• [What the task requires]
Can you reproduce every line of the listing word for word, leaving out the picture?

Region boundary data:
___

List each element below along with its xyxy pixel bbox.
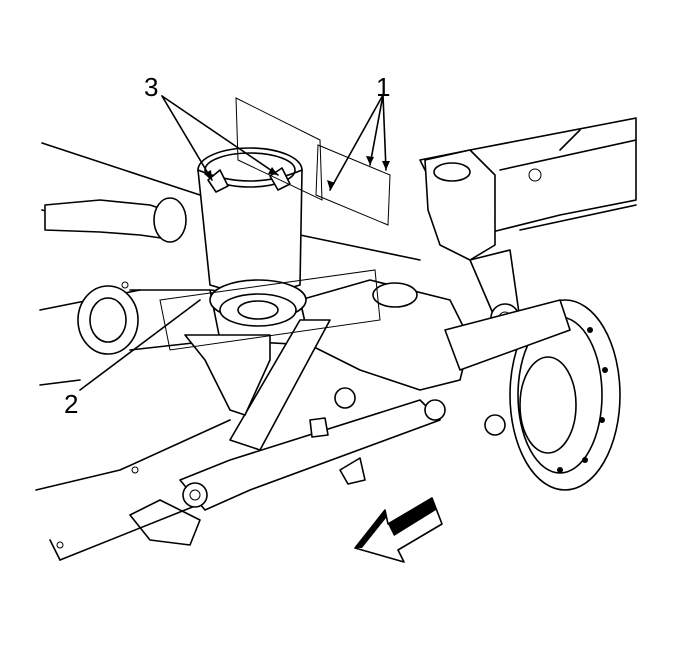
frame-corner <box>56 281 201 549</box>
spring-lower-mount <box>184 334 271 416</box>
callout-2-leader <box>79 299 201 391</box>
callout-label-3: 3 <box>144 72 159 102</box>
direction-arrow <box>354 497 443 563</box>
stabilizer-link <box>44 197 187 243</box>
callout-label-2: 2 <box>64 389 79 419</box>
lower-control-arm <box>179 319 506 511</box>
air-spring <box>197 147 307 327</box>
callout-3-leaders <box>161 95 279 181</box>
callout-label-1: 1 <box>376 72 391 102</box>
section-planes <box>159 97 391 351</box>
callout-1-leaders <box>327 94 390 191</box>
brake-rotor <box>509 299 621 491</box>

___

• [Result below]
List each element below along with its xyxy pixel bbox.
frame-corner <box>56 281 201 549</box>
spring-lower-mount <box>184 334 271 416</box>
callout-2-leader <box>79 299 201 391</box>
callout-label-3: 3 <box>144 72 159 102</box>
direction-arrow <box>354 497 443 563</box>
stabilizer-link <box>44 197 187 243</box>
callout-label-2: 2 <box>64 389 79 419</box>
lower-control-arm <box>179 319 506 511</box>
air-spring <box>197 147 307 327</box>
callout-3-leaders <box>161 95 279 181</box>
callout-label-1: 1 <box>376 72 391 102</box>
section-planes <box>159 97 391 351</box>
callout-1-leaders <box>327 94 390 191</box>
brake-rotor <box>509 299 621 491</box>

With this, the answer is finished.